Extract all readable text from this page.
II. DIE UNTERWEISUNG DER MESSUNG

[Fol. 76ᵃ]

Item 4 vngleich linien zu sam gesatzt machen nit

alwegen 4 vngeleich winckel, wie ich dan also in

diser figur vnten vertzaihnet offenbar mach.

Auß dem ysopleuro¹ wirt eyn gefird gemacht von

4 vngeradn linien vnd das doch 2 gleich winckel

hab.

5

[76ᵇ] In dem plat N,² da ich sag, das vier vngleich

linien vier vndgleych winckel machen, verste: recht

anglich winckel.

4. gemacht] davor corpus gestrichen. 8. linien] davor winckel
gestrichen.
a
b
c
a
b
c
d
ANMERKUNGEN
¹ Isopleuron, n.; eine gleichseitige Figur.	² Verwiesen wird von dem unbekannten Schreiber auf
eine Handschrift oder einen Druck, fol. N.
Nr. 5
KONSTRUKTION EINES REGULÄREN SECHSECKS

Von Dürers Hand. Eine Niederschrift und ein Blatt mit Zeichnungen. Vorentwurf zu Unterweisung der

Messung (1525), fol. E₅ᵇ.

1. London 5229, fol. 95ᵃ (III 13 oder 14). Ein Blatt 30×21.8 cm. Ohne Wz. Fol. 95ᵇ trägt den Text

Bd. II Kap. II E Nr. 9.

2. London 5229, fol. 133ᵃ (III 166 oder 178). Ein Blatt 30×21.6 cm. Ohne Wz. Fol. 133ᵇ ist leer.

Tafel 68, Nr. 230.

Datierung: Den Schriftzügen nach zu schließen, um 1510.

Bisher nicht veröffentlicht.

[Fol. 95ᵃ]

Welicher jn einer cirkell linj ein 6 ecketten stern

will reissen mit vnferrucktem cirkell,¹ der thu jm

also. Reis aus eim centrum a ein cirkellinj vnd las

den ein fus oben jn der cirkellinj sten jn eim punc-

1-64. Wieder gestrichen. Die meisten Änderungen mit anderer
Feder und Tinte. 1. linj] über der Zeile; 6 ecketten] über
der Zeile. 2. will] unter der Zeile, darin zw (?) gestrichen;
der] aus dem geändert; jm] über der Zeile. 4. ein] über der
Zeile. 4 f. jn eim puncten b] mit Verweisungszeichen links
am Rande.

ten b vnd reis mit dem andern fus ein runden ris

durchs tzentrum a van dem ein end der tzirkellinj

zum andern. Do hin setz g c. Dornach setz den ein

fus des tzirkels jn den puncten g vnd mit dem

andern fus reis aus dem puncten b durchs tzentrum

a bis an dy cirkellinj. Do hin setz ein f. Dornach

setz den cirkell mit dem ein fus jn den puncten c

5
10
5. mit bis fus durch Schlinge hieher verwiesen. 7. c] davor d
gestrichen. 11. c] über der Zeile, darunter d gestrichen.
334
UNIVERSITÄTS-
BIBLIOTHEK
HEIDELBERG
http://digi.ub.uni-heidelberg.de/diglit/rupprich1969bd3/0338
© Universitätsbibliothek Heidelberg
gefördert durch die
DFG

┄┄┄┄┄┄┄┄┄┄

> [What you need to do] Repeat the records above exactly as they appear.

> [Complete answer]
Extract all readable text from this page.
II. DIE UNTERWEISUNG DER MESSUNG

[Fol. 76ᵃ]

Item 4 vngleich linien zu sam gesatzt machen nit

alwegen 4 vngeleich winckel, wie ich dan also in

diser figur vnten vertzaihnet offenbar mach.

Auß dem ysopleuro¹ wirt eyn gefird gemacht von

4 vngeradn linien vnd das doch 2 gleich winckel

hab.

5

[76ᵇ] In dem plat N,² da ich sag, das vier vngleich

linien vier vndgleych winckel machen, verste: recht

anglich winckel.

4. gemacht] davor corpus gestrichen. 8. linien] davor winckel
gestrichen.
a
b
c
a
b
c
d
ANMERKUNGEN
¹ Isopleuron, n.; eine gleichseitige Figur.	² Verwiesen wird von dem unbekannten Schreiber auf
eine Handschrift oder einen Druck, fol. N.
Nr. 5
KONSTRUKTION EINES REGULÄREN SECHSECKS

Von Dürers Hand. Eine Niederschrift und ein Blatt mit Zeichnungen. Vorentwurf zu Unterweisung der

Messung (1525), fol. E₅ᵇ.

1. London 5229, fol. 95ᵃ (III 13 oder 14). Ein Blatt 30×21.8 cm. Ohne Wz. Fol. 95ᵇ trägt den Text

Bd. II Kap. II E Nr. 9.

2. London 5229, fol. 133ᵃ (III 166 oder 178). Ein Blatt 30×21.6 cm. Ohne Wz. Fol. 133ᵇ ist leer.

Tafel 68, Nr. 230.

Datierung: Den Schriftzügen nach zu schließen, um 1510.

Bisher nicht veröffentlicht.

[Fol. 95ᵃ]

Welicher jn einer cirkell linj ein 6 ecketten stern

will reissen mit vnferrucktem cirkell,¹ der thu jm

also. Reis aus eim centrum a ein cirkellinj vnd las

den ein fus oben jn der cirkellinj sten jn eim punc-

1-64. Wieder gestrichen. Die meisten Änderungen mit anderer
Feder und Tinte. 1. linj] über der Zeile; 6 ecketten] über
der Zeile. 2. will] unter der Zeile, darin zw (?) gestrichen;
der] aus dem geändert; jm] über der Zeile. 4. ein] über der
Zeile. 4 f. jn eim puncten b] mit Verweisungszeichen links
am Rande.

ten b vnd reis mit dem andern fus ein runden ris

durchs tzentrum a van dem ein end der tzirkellinj

zum andern. Do hin setz g c. Dornach setz den ein

fus des tzirkels jn den puncten g vnd mit dem

andern fus reis aus dem puncten b durchs tzentrum

a bis an dy cirkellinj. Do hin setz ein f. Dornach

setz den cirkell mit dem ein fus jn den puncten c

5
10
5. mit bis fus durch Schlinge hieher verwiesen. 7. c] davor d
gestrichen. 11. c] über der Zeile, darunter d gestrichen.
334
UNIVERSITÄTS-
BIBLIOTHEK
HEIDELBERG
http://digi.ub.uni-heidelberg.de/diglit/rupprich1969bd3/0338
© Universitätsbibliothek Heidelberg
gefördert durch die
DFG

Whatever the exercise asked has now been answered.